## Exercise objective:
Return the listing below word for word.

## Provided material:
Start

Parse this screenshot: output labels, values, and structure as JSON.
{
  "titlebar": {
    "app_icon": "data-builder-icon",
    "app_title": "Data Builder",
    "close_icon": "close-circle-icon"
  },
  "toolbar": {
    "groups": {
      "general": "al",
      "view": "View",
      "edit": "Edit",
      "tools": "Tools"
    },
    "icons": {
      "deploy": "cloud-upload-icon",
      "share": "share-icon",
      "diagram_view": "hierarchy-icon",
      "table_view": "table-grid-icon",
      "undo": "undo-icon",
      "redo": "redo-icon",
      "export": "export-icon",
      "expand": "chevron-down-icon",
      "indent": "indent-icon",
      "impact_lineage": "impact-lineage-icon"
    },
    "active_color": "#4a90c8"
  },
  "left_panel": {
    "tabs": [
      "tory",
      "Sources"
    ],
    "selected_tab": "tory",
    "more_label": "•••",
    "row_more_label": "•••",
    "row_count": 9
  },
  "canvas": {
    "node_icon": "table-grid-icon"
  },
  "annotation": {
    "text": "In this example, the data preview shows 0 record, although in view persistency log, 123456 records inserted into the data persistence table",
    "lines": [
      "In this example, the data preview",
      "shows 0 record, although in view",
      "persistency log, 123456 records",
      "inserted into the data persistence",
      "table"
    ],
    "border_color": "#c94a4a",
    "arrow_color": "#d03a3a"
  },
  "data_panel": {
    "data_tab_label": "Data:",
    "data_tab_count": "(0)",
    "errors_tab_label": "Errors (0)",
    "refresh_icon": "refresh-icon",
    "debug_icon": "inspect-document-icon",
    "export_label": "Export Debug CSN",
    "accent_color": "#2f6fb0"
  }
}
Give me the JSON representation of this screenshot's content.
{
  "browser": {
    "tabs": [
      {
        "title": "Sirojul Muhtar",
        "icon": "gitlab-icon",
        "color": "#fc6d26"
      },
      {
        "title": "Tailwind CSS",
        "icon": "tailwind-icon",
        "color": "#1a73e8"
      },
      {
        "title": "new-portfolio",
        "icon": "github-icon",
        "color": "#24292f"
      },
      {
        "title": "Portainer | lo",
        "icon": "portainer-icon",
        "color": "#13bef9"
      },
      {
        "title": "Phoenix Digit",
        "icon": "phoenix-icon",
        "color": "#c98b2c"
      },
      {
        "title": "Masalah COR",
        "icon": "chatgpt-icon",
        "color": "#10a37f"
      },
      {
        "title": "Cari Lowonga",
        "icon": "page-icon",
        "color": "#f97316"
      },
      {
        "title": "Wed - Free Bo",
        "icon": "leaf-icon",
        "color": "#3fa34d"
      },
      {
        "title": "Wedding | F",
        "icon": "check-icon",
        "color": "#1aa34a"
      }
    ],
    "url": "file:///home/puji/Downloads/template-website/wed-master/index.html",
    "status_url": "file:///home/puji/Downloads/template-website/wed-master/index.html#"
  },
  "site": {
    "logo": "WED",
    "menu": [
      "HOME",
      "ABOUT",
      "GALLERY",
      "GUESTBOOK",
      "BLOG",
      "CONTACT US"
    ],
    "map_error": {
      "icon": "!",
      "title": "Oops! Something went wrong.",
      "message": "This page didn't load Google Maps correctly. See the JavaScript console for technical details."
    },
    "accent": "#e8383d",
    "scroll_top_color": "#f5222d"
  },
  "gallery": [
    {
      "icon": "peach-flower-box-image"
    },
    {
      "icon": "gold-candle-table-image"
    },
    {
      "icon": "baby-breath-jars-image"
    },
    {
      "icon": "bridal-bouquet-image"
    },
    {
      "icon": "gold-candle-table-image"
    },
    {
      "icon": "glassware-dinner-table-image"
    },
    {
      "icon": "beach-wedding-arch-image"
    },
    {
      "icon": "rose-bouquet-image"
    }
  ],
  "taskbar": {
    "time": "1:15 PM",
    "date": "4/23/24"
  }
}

End

## Result:
Parse this screenshot: output labels, values, and structure as JSON.
{
  "titlebar": {
    "app_icon": "data-builder-icon",
    "app_title": "Data Builder",
    "close_icon": "close-circle-icon"
  },
  "toolbar": {
    "groups": {
      "general": "al",
      "view": "View",
      "edit": "Edit",
      "tools": "Tools"
    },
    "icons": {
      "deploy": "cloud-upload-icon",
      "share": "share-icon",
      "diagram_view": "hierarchy-icon",
      "table_view": "table-grid-icon",
      "undo": "undo-icon",
      "redo": "redo-icon",
      "export": "export-icon",
      "expand": "chevron-down-icon",
      "indent": "indent-icon",
      "impact_lineage": "impact-lineage-icon"
    },
    "active_color": "#4a90c8"
  },
  "left_panel": {
    "tabs": [
      "tory",
      "Sources"
    ],
    "selected_tab": "tory",
    "more_label": "•••",
    "row_more_label": "•••",
    "row_count": 9
  },
  "canvas": {
    "node_icon": "table-grid-icon"
  },
  "annotation": {
    "text": "In this example, the data preview shows 0 record, although in view persistency log, 123456 records inserted into the data persistence table",
    "lines": [
      "In this example, the data preview",
      "shows 0 record, although in view",
      "persistency log, 123456 records",
      "inserted into the data persistence",
      "table"
    ],
    "border_color": "#c94a4a",
    "arrow_color": "#d03a3a"
  },
  "data_panel": {
    "data_tab_label": "Data:",
    "data_tab_count": "(0)",
    "errors_tab_label": "Errors (0)",
    "refresh_icon": "refresh-icon",
    "debug_icon": "inspect-document-icon",
    "export_label": "Export Debug CSN",
    "accent_color": "#2f6fb0"
  }
}
Give me the JSON representation of this screenshot's content.
{
  "browser": {
    "tabs": [
      {
        "title": "Sirojul Muhtar",
        "icon": "gitlab-icon",
        "color": "#fc6d26"
      },
      {
        "title": "Tailwind CSS",
        "icon": "tailwind-icon",
        "color": "#1a73e8"
      },
      {
        "title": "new-portfolio",
        "icon": "github-icon",
        "color": "#24292f"
      },
      {
        "title": "Portainer | lo",
        "icon": "portainer-icon",
        "color": "#13bef9"
      },
      {
        "title": "Phoenix Digit",
        "icon": "phoenix-icon",
        "color": "#c98b2c"
      },
      {
        "title": "Masalah COR",
        "icon": "chatgpt-icon",
        "color": "#10a37f"
      },
      {
        "title": "Cari Lowonga",
        "icon": "page-icon",
        "color": "#f97316"
      },
      {
        "title": "Wed - Free Bo",
        "icon": "leaf-icon",
        "color": "#3fa34d"
      },
      {
        "title": "Wedding | F",
        "icon": "check-icon",
        "color": "#1aa34a"
      }
    ],
    "url": "file:///home/puji/Downloads/template-website/wed-master/index.html",
    "status_url": "file:///home/puji/Downloads/template-website/wed-master/index.html#"
  },
  "site": {
    "logo": "WED",
    "menu": [
      "HOME",
      "ABOUT",
      "GALLERY",
      "GUESTBOOK",
      "BLOG",
      "CONTACT US"
    ],
    "map_error": {
      "icon": "!",
      "title": "Oops! Something went wrong.",
      "message": "This page didn't load Google Maps correctly. See the JavaScript console for technical details."
    },
    "accent": "#e8383d",
    "scroll_top_color": "#f5222d"
  },
  "gallery": [
    {
      "icon": "peach-flower-box-image"
    },
    {
      "icon": "gold-candle-table-image"
    },
    {
      "icon": "baby-breath-jars-image"
    },
    {
      "icon": "bridal-bouquet-image"
    },
    {
      "icon": "gold-candle-table-image"
    },
    {
      "icon": "glassware-dinner-table-image"
    },
    {
      "icon": "beach-wedding-arch-image"
    },
    {
      "icon": "rose-bouquet-image"
    }
  ],
  "taskbar": {
    "time": "1:15 PM",
    "date": "4/23/24"
  }
}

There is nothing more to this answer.